# What you are asked to do
Omit all pictures and give the records below again exactly as written.
* start Material *
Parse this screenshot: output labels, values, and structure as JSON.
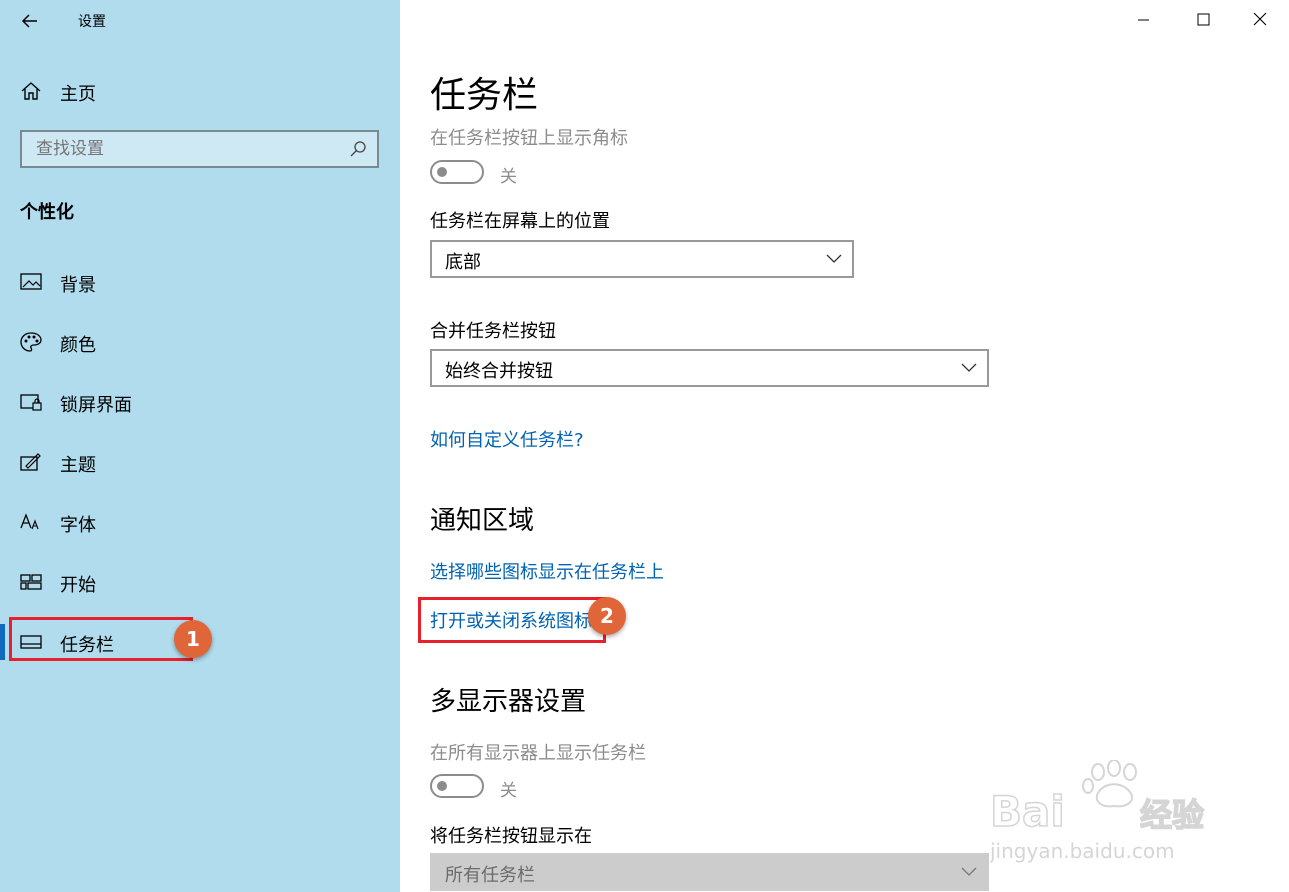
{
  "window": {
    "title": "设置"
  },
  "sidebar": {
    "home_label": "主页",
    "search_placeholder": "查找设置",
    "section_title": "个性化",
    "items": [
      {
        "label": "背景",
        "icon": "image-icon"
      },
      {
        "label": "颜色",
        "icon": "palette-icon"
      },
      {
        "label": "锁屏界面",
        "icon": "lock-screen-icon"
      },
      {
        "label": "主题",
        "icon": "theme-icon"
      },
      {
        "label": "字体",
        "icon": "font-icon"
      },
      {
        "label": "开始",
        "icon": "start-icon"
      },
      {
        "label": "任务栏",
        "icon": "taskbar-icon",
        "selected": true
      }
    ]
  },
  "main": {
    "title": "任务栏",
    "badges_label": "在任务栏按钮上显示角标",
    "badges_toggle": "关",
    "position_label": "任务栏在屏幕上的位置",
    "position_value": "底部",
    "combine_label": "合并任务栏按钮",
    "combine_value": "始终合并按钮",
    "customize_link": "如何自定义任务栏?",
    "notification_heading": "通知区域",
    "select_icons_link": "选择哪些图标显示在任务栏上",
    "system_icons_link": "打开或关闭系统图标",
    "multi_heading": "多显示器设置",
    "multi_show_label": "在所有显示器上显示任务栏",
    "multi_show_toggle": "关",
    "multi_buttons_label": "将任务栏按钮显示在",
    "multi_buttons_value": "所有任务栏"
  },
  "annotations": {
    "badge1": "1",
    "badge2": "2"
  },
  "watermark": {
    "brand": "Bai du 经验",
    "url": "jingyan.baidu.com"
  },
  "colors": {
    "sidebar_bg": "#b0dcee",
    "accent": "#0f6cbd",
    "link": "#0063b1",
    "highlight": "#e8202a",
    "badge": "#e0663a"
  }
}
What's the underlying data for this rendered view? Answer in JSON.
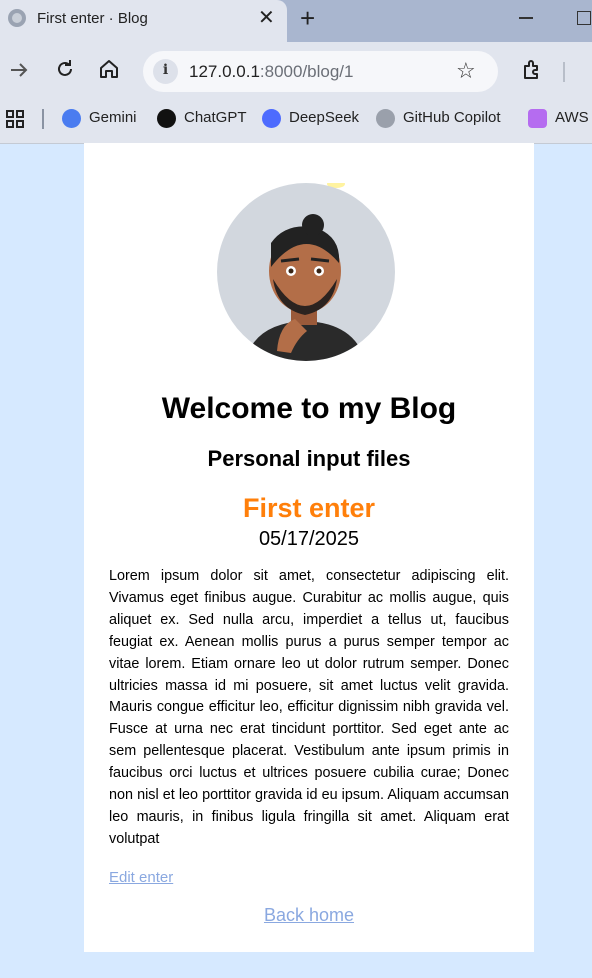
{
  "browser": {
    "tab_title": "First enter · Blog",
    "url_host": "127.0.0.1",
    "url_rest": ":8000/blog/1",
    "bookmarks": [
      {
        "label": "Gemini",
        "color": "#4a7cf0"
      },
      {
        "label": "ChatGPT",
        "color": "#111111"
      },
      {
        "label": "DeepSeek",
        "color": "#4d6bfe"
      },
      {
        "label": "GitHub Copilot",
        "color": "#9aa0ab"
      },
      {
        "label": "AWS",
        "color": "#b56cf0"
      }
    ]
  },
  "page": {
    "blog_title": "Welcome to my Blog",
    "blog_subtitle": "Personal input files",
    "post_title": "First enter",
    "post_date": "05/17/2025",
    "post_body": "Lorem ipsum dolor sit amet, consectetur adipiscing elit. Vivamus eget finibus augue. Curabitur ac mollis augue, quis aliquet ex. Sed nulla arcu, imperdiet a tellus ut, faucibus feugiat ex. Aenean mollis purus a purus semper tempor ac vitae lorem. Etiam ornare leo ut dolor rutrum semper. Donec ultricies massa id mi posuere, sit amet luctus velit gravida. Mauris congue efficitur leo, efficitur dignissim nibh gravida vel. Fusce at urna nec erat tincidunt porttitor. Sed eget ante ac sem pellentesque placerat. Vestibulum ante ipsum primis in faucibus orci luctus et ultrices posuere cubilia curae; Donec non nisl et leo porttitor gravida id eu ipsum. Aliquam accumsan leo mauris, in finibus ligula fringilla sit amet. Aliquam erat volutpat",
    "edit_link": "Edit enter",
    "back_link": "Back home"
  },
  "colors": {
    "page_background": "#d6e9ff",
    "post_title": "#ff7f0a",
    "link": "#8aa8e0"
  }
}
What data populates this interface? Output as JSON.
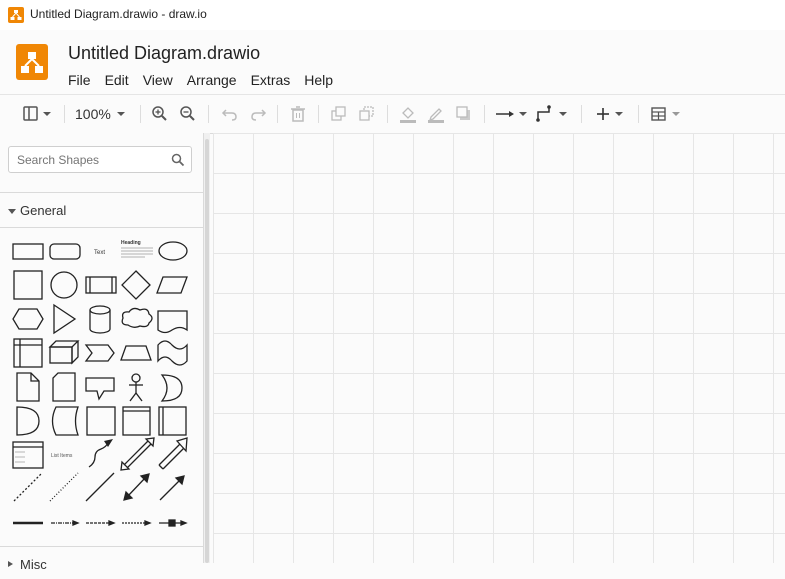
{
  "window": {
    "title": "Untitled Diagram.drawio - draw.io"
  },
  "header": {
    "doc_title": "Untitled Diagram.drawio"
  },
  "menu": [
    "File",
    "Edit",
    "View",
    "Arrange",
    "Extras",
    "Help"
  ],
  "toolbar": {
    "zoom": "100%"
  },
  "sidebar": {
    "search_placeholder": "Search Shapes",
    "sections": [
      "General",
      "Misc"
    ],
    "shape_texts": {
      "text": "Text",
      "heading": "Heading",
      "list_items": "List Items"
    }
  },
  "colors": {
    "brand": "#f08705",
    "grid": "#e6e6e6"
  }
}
* end Material *
# Correct output
Parse this screenshot: output labels, values, and structure as JSON.
{
  "window": {
    "title": "设置"
  },
  "sidebar": {
    "home_label": "主页",
    "search_placeholder": "查找设置",
    "section_title": "个性化",
    "items": [
      {
        "label": "背景",
        "icon": "image-icon"
      },
      {
        "label": "颜色",
        "icon": "palette-icon"
      },
      {
        "label": "锁屏界面",
        "icon": "lock-screen-icon"
      },
      {
        "label": "主题",
        "icon": "theme-icon"
      },
      {
        "label": "字体",
        "icon": "font-icon"
      },
      {
        "label": "开始",
        "icon": "start-icon"
      },
      {
        "label": "任务栏",
        "icon": "taskbar-icon",
        "selected": true
      }
    ]
  },
  "main": {
    "title": "任务栏",
    "badges_label": "在任务栏按钮上显示角标",
    "badges_toggle": "关",
    "position_label": "任务栏在屏幕上的位置",
    "position_value": "底部",
    "combine_label": "合并任务栏按钮",
    "combine_value": "始终合并按钮",
    "customize_link": "如何自定义任务栏?",
    "notification_heading": "通知区域",
    "select_icons_link": "选择哪些图标显示在任务栏上",
    "system_icons_link": "打开或关闭系统图标",
    "multi_heading": "多显示器设置",
    "multi_show_label": "在所有显示器上显示任务栏",
    "multi_show_toggle": "关",
    "multi_buttons_label": "将任务栏按钮显示在",
    "multi_buttons_value": "所有任务栏"
  },
  "annotations": {
    "badge1": "1",
    "badge2": "2"
  },
  "watermark": {
    "brand": "Bai du 经验",
    "url": "jingyan.baidu.com"
  },
  "colors": {
    "sidebar_bg": "#b0dcee",
    "accent": "#0f6cbd",
    "link": "#0063b1",
    "highlight": "#e8202a",
    "badge": "#e0663a"
  }
}
What's the underlying data for this rendered view? Answer in JSON.
{
  "browser": {
    "tab_title": "First enter · Blog",
    "url_host": "127.0.0.1",
    "url_rest": ":8000/blog/1",
    "bookmarks": [
      {
        "label": "Gemini",
        "color": "#4a7cf0"
      },
      {
        "label": "ChatGPT",
        "color": "#111111"
      },
      {
        "label": "DeepSeek",
        "color": "#4d6bfe"
      },
      {
        "label": "GitHub Copilot",
        "color": "#9aa0ab"
      },
      {
        "label": "AWS",
        "color": "#b56cf0"
      }
    ]
  },
  "page": {
    "blog_title": "Welcome to my Blog",
    "blog_subtitle": "Personal input files",
    "post_title": "First enter",
    "post_date": "05/17/2025",
    "post_body": "Lorem ipsum dolor sit amet, consectetur adipiscing elit. Vivamus eget finibus augue. Curabitur ac mollis augue, quis aliquet ex. Sed nulla arcu, imperdiet a tellus ut, faucibus feugiat ex. Aenean mollis purus a purus semper tempor ac vitae lorem. Etiam ornare leo ut dolor rutrum semper. Donec ultricies massa id mi posuere, sit amet luctus velit gravida. Mauris congue efficitur leo, efficitur dignissim nibh gravida vel. Fusce at urna nec erat tincidunt porttitor. Sed eget ante ac sem pellentesque placerat. Vestibulum ante ipsum primis in faucibus orci luctus et ultrices posuere cubilia curae; Donec non nisl et leo porttitor gravida id eu ipsum. Aliquam accumsan leo mauris, in finibus ligula fringilla sit amet. Aliquam erat volutpat",
    "edit_link": "Edit enter",
    "back_link": "Back home"
  },
  "colors": {
    "page_background": "#d6e9ff",
    "post_title": "#ff7f0a",
    "link": "#8aa8e0"
  }
}
What data populates this interface? Output as JSON.
{
  "window": {
    "title": "Untitled Diagram.drawio - draw.io"
  },
  "header": {
    "doc_title": "Untitled Diagram.drawio"
  },
  "menu": [
    "File",
    "Edit",
    "View",
    "Arrange",
    "Extras",
    "Help"
  ],
  "toolbar": {
    "zoom": "100%"
  },
  "sidebar": {
    "search_placeholder": "Search Shapes",
    "sections": [
      "General",
      "Misc"
    ],
    "shape_texts": {
      "text": "Text",
      "heading": "Heading",
      "list_items": "List Items"
    }
  },
  "colors": {
    "brand": "#f08705",
    "grid": "#e6e6e6"
  }
}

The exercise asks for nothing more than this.